Text shown –
--------
What is an “artist’s date”? At least two hours a week spent in solitude, doing something that gets your cerebral synapses clicking. Our group decided that the activity we most coveted was reflective rather than educational. That is, a chance to reconnect in silence to the world of feeling and experience around us. That could be meditation. Could be a walk in the woods, a paddle on the beautiful Hillsborough River. An afternoon in the garden, working or just basking in beauty. Or even browsing an art book without reading the captions.

Can you imagine writing a poem without a stock of mental and emotional images? No, and novelists are no different. If you’ve depleted your stock, the way to recharge is usually not to take a course or watch a podcast or even to talk to fellow authors, although all of those things can galvanize your desire to write. Our professional activity happens in the head, the heart. And thus, to refill the old cistern, we have to open aforesaid body parts to replenishment. To take time in silence to sense the world, to enjoy it, to remember. To let it rewrite us, so we in turn can write.

Make All Things New

Think of it, as Cameron suggests, as a date. You’re alone with your very best friend—you! Nothing but kindly vibes permitted. No other company needed. No distractions tolerated. You’re here for one purpose: to let the crust of too-many-activities-too-many-stimuli crumble, leaving you fresh and permeable to sensations. Multiply this by two weeks and add some magical location like the Amalfi Coast or Santa Barbara, and you have a writer’s retreat.  That will cost you bucks. But just two hours a week, faithfully claimed? The cheapest brain-lift ever!

At Ease

Some of our group want to keep a journal, knowing the impressions that flow in those paradisal moments will be supercharged with imagination. Others eschew even that amount of direction. Suit yourself, because this is all about YOU. That’s why it has to be solitary. Everybody’s needs are different. I am fed most by being out of doors in a very green place. France in May with roses blooming, anyone?
--------
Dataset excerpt
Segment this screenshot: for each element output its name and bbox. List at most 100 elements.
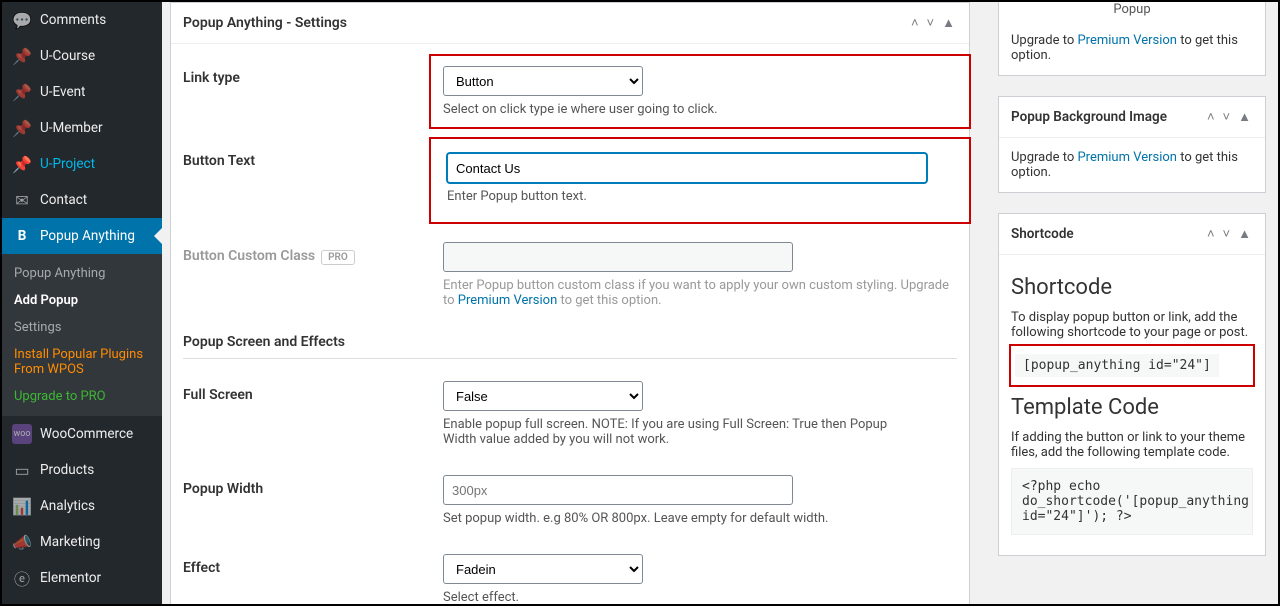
shortcode-desc: To display popup button or link, add the…	[1011, 310, 1253, 340]
panel-title: Popup Anything - Settings	[183, 15, 347, 31]
pin-icon: 📌	[12, 154, 32, 174]
link-premium[interactable]: Premium Version	[458, 293, 558, 308]
menu-label: Comments	[40, 12, 106, 28]
label-button-text: Button Text	[183, 147, 443, 169]
sidebar-item-contact[interactable]: ✉ Contact	[2, 182, 162, 218]
submenu: Popup Anything Add Popup Settings Instal…	[2, 254, 162, 416]
help-full-screen: Enable popup full screen. NOTE: If you a…	[443, 417, 903, 447]
menu-label: Products	[40, 462, 94, 478]
chevron-up-icon[interactable]: ˄	[1205, 224, 1217, 244]
menu-label: Contact	[40, 192, 87, 208]
menu-label: U-Event	[40, 84, 85, 100]
sidebar-item-woocommerce[interactable]: woo WooCommerce	[2, 416, 162, 452]
field-button-text: Button Text Enter Popup button text.	[183, 133, 957, 228]
collapse-icon[interactable]: ▲	[940, 13, 957, 33]
side-panel-shortcode: Shortcode ˄˅▲ Shortcode To display popup…	[998, 213, 1266, 556]
input-button-text[interactable]	[447, 153, 927, 183]
template-code-heading: Template Code	[1011, 395, 1253, 420]
menu-label: Marketing	[40, 534, 100, 550]
input-custom-class	[443, 242, 793, 272]
comment-icon: 💬	[12, 10, 32, 30]
section-screen-effects: Popup Screen and Effects	[183, 334, 957, 359]
sidebar-item-analytics[interactable]: 📊 Analytics	[2, 488, 162, 524]
help-effect: Select effect.	[443, 590, 957, 604]
submenu-settings[interactable]: Settings	[2, 314, 162, 341]
submenu-install-plugins[interactable]: Install Popular Plugins From WPOS	[2, 341, 162, 383]
side-panel-bg-title: Popup Background Image	[1011, 109, 1167, 125]
chevron-down-icon[interactable]: ˅	[1221, 107, 1233, 127]
link-premium[interactable]: Premium Version	[1077, 33, 1177, 48]
field-custom-class: Button Custom ClassPRO Enter Popup butto…	[183, 228, 957, 322]
submenu-upgrade-pro[interactable]: Upgrade to PRO	[2, 383, 162, 410]
label-custom-class: Button Custom ClassPRO	[183, 242, 443, 265]
pro-badge: PRO	[321, 250, 355, 265]
submenu-popup-anything[interactable]: Popup Anything	[2, 260, 162, 287]
analytics-icon: 📊	[12, 496, 32, 516]
sidebar-item-elementor[interactable]: ⓔElementor	[2, 560, 162, 596]
field-link-type: Link type Button Select on click type ie…	[183, 50, 957, 133]
side-panel-bg-image: Popup Background Image ˄˅▲ Upgrade to Pr…	[998, 96, 1266, 193]
submenu-add-popup[interactable]: Add Popup	[2, 287, 162, 314]
menu-label: Analytics	[40, 498, 95, 514]
label-popup-width: Popup Width	[183, 475, 443, 497]
menu-label: U-Project	[40, 156, 95, 172]
field-full-screen: Full Screen False Enable popup full scre…	[183, 367, 957, 461]
panel-header: Popup Anything - Settings ˄ ˅ ▲	[171, 3, 969, 44]
b-icon: B	[12, 226, 32, 246]
sidebar-item-popup-anything[interactable]: B Popup Anything	[2, 218, 162, 254]
collapse-icon[interactable]: ▲	[1236, 224, 1253, 244]
template-code-desc: If adding the button or link to your the…	[1011, 430, 1253, 460]
sidebar-item-marketing[interactable]: 📣 Marketing	[2, 524, 162, 560]
pin-icon: 📌	[12, 82, 32, 102]
sidebar-item-products[interactable]: ▭ Products	[2, 452, 162, 488]
settings-panel: Popup Anything - Settings ˄ ˅ ▲ Link typ…	[170, 2, 970, 604]
mail-icon: ✉	[12, 190, 32, 210]
shortcode-code[interactable]: [popup_anything id="24"]	[1015, 354, 1219, 377]
shortcode-highlight: [popup_anything id="24"]	[1009, 344, 1255, 387]
products-icon: ▭	[12, 460, 32, 480]
chevron-down-icon[interactable]: ˅	[925, 13, 937, 33]
sidebar-item-comments[interactable]: 💬 Comments	[2, 2, 162, 38]
side-panel-popup-body: Upgrade to Premium Version to get this o…	[999, 21, 1265, 75]
sidebar-item-umember[interactable]: 📌 U-Member	[2, 110, 162, 146]
input-popup-width[interactable]	[443, 475, 793, 505]
menu-label: U-Course	[40, 48, 95, 64]
help-popup-width: Set popup width. e.g 80% OR 800px. Leave…	[443, 511, 957, 526]
woo-icon: woo	[12, 424, 32, 444]
select-full-screen[interactable]: False	[443, 381, 643, 411]
menu-label: WooCommerce	[40, 426, 133, 442]
chevron-up-icon[interactable]: ˄	[909, 13, 921, 33]
help-button-text: Enter Popup button text.	[447, 189, 953, 204]
panel-tools: ˄ ˅ ▲	[909, 13, 957, 33]
field-effect: Effect Fadein Select effect.	[183, 540, 957, 604]
collapse-icon[interactable]: ▲	[1236, 107, 1253, 127]
side-panel-popup-title: Popup	[1113, 2, 1150, 17]
label-link-type: Link type	[183, 64, 443, 86]
help-link-type: Select on click type ie where user going…	[443, 102, 957, 117]
menu-label: Popup Anything	[40, 228, 135, 244]
pin-icon: 📌	[12, 118, 32, 138]
help-custom-class: Enter Popup button custom class if you w…	[443, 278, 957, 308]
side-panel-sc-title: Shortcode	[1011, 226, 1074, 242]
side-panel-bg-body: Upgrade to Premium Version to get this o…	[999, 138, 1265, 192]
chevron-down-icon[interactable]: ˅	[1221, 224, 1233, 244]
side-panel-popup: Popup Upgrade to Premium Version to get …	[998, 2, 1266, 76]
field-popup-width: Popup Width Set popup width. e.g 80% OR …	[183, 461, 957, 540]
menu-label: Elementor	[40, 570, 101, 586]
sidebar-item-uevent[interactable]: 📌 U-Event	[2, 74, 162, 110]
link-premium[interactable]: Premium Version	[1077, 150, 1177, 165]
admin-sidebar: 💬 Comments 📌 U-Course 📌 U-Event 📌 U-Member 📌…	[2, 2, 162, 604]
select-effect[interactable]: Fadein	[443, 554, 643, 584]
chevron-up-icon[interactable]: ˄	[1205, 107, 1217, 127]
sidebar-item-ucourse[interactable]: 📌 U-Course	[2, 38, 162, 74]
template-code[interactable]: <?php echo do_shortcode('[popup_anything…	[1011, 468, 1253, 535]
megaphone-icon: 📣	[12, 532, 32, 552]
menu-label: U-Member	[40, 120, 103, 136]
label-effect: Effect	[183, 554, 443, 576]
sidebar-item-uproject[interactable]: 📌 U-Project	[2, 146, 162, 182]
shortcode-heading: Shortcode	[1011, 275, 1253, 300]
main-content: Popup Anything - Settings ˄ ˅ ▲ Link typ…	[162, 2, 1278, 604]
select-link-type[interactable]: Button	[443, 66, 643, 96]
pin-icon: 📌	[12, 46, 32, 66]
label-full-screen: Full Screen	[183, 381, 443, 403]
--------
What needs to be done – Please rewrite the part of the text on artist's dates starting with "Some of our" and going on through "roses blooming, anyone?", replacing "journal" with "notebook". The records were taken from a different source than the text.

Correct answer –
Some of our group want to keep a notebook, knowing the impressions that flow in those paradisal moments will be supercharged with imagination. Others eschew even that amount of direction. Suit yourself, because this is all about YOU. That’s why it has to be solitary. Everybody’s needs are different. I am fed most by being out of doors in a very green place. France in May with roses blooming, anyone?